Show all lines holding the string "this".
━━━ Information given ━━━
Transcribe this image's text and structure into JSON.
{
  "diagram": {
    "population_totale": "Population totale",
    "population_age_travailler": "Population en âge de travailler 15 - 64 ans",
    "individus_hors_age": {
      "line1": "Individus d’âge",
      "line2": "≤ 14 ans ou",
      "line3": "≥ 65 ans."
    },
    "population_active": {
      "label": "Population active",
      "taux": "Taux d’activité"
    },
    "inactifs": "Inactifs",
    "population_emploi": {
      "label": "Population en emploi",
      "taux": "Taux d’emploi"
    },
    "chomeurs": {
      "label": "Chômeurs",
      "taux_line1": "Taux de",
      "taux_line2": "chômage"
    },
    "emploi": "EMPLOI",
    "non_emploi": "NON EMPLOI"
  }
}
━━━
━━━ Information given ━━━
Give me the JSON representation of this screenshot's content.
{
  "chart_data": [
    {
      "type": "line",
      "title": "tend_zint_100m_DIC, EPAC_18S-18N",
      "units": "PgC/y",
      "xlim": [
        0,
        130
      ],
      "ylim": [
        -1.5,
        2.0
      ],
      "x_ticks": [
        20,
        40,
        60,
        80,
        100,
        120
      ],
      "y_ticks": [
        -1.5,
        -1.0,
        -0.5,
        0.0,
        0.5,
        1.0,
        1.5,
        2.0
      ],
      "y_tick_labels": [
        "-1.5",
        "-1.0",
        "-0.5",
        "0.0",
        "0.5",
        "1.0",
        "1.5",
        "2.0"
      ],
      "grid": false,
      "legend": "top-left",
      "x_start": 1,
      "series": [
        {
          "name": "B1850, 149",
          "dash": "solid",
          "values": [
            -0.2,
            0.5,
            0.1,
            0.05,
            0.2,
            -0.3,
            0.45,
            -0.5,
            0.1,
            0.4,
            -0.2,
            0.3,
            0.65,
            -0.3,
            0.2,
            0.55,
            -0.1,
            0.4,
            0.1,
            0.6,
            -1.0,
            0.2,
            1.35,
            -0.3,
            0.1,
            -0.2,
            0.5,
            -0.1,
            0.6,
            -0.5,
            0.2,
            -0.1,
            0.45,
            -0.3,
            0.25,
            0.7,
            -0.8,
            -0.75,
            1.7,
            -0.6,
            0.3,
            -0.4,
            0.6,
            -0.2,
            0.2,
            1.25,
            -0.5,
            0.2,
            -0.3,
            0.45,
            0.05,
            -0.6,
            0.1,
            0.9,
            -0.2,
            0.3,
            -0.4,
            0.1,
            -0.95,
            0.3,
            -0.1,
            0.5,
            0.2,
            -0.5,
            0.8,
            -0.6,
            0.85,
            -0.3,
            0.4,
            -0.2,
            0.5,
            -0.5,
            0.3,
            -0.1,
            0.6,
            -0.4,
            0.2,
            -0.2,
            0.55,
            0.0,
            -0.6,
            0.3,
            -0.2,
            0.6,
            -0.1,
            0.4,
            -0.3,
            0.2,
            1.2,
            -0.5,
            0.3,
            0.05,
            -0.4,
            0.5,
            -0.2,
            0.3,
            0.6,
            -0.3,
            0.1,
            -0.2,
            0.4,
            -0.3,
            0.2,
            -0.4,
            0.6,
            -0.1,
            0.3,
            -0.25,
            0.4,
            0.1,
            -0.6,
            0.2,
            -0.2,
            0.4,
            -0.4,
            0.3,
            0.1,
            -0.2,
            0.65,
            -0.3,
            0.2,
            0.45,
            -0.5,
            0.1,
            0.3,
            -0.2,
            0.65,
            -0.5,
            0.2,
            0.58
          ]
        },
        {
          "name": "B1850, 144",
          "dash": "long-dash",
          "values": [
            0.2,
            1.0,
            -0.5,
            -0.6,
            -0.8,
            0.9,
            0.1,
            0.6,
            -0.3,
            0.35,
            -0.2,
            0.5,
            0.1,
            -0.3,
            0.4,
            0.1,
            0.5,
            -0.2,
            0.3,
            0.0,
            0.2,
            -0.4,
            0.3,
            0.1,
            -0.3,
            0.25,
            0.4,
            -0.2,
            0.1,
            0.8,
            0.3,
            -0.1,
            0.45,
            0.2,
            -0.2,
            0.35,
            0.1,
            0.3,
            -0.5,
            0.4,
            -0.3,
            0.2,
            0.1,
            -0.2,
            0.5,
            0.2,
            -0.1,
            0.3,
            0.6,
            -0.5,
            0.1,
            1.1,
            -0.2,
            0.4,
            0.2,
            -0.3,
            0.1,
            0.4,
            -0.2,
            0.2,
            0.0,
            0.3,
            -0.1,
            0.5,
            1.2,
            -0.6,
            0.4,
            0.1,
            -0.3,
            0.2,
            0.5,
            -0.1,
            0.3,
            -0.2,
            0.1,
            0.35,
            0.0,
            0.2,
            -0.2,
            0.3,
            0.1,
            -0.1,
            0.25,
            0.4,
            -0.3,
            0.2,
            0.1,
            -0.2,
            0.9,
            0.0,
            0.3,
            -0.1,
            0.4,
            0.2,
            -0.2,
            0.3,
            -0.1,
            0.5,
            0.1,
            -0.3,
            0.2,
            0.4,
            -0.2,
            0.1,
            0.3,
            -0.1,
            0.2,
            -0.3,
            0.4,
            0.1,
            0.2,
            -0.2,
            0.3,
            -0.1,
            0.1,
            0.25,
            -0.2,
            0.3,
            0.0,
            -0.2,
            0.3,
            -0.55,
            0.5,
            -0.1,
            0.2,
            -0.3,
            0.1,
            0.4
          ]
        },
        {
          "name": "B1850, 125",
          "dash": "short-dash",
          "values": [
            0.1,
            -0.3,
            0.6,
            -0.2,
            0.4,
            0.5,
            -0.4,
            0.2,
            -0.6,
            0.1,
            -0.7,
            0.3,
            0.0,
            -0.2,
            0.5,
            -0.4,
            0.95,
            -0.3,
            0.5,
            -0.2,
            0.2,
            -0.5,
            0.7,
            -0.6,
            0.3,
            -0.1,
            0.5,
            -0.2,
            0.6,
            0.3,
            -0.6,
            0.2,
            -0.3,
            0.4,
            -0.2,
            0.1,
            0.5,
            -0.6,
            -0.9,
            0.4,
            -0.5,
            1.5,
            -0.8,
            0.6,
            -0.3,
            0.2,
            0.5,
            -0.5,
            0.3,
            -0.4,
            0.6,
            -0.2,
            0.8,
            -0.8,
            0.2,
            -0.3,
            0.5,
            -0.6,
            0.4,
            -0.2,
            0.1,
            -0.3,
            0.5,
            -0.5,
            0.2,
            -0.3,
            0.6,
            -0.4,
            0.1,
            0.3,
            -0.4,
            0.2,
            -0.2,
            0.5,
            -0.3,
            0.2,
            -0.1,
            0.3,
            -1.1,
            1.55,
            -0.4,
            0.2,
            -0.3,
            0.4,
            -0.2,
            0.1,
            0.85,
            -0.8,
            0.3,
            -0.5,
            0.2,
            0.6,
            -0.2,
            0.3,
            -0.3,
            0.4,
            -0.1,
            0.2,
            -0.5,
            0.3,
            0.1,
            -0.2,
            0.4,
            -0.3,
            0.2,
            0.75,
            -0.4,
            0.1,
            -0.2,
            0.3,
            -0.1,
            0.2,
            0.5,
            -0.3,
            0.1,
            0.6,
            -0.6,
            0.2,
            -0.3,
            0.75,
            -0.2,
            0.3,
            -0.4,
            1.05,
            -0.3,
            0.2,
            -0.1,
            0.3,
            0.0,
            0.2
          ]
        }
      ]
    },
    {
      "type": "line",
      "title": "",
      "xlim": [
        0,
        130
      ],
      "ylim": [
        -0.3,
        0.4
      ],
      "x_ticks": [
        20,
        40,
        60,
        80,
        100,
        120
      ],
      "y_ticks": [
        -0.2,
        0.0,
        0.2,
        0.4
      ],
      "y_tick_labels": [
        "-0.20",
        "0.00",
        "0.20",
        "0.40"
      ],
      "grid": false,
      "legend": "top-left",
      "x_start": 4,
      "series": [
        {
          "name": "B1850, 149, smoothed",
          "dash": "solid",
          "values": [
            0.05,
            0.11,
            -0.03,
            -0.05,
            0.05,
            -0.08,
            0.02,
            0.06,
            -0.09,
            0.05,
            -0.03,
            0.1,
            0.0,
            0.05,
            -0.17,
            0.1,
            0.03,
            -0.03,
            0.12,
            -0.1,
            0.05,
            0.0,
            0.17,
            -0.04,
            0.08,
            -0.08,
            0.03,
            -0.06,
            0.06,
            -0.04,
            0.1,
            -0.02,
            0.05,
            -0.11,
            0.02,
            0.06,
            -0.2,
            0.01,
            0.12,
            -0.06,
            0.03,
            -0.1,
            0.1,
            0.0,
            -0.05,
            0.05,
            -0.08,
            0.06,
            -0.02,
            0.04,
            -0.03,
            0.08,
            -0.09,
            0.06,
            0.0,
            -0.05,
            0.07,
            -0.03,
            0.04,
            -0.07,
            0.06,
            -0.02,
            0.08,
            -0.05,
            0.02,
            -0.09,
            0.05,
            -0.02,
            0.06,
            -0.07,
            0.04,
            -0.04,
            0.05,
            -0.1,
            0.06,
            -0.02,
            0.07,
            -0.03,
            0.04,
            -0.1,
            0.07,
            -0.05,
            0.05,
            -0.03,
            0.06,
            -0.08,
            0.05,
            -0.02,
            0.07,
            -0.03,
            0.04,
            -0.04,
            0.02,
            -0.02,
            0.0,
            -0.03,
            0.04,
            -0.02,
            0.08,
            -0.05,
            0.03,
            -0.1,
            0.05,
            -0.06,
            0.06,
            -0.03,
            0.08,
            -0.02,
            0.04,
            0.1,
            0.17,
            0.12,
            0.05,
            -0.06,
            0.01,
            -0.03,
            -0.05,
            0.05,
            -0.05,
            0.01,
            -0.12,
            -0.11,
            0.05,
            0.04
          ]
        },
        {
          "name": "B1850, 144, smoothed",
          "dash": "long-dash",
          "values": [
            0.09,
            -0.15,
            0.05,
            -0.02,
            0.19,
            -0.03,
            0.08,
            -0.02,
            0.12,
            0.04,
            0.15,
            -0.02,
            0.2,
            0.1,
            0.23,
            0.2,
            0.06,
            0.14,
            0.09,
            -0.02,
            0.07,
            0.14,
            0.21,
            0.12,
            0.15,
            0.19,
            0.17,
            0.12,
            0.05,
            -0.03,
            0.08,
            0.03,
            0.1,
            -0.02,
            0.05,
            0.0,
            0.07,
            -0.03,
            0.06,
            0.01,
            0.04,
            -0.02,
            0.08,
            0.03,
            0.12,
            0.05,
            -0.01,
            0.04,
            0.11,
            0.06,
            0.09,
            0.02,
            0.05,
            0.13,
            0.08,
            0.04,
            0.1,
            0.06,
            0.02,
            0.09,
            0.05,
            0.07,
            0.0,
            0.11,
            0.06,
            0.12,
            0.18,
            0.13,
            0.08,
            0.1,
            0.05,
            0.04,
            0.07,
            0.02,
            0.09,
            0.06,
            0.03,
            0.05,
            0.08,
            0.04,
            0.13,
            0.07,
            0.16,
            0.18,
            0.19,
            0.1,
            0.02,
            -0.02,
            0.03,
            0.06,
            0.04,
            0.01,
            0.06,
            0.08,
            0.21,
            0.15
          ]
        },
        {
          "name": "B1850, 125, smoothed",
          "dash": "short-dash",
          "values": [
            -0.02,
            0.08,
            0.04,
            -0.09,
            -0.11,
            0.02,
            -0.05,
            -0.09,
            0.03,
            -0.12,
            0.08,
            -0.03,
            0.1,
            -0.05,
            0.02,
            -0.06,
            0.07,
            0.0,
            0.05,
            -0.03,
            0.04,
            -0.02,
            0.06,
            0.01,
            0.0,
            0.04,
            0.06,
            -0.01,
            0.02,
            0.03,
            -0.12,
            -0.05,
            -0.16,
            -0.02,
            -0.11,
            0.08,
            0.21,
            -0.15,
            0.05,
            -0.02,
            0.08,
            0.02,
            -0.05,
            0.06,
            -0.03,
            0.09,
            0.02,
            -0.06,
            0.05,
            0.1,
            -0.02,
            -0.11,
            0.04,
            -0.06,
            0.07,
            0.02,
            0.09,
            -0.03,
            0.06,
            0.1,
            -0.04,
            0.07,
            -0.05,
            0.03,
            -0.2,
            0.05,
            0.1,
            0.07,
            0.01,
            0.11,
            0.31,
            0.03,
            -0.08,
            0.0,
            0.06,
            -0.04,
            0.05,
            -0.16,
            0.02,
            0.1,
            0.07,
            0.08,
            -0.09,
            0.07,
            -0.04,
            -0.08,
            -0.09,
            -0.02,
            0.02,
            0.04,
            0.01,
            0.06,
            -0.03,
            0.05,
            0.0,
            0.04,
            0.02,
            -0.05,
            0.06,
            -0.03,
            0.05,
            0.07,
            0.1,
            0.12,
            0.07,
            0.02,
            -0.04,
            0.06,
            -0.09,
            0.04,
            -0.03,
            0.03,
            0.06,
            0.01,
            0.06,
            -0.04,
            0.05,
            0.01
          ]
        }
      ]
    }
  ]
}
━━━
◆ **Solution to the problem**
Transcribe this image's text and structure into JSON.
Give me the JSON representation of this screenshot's content.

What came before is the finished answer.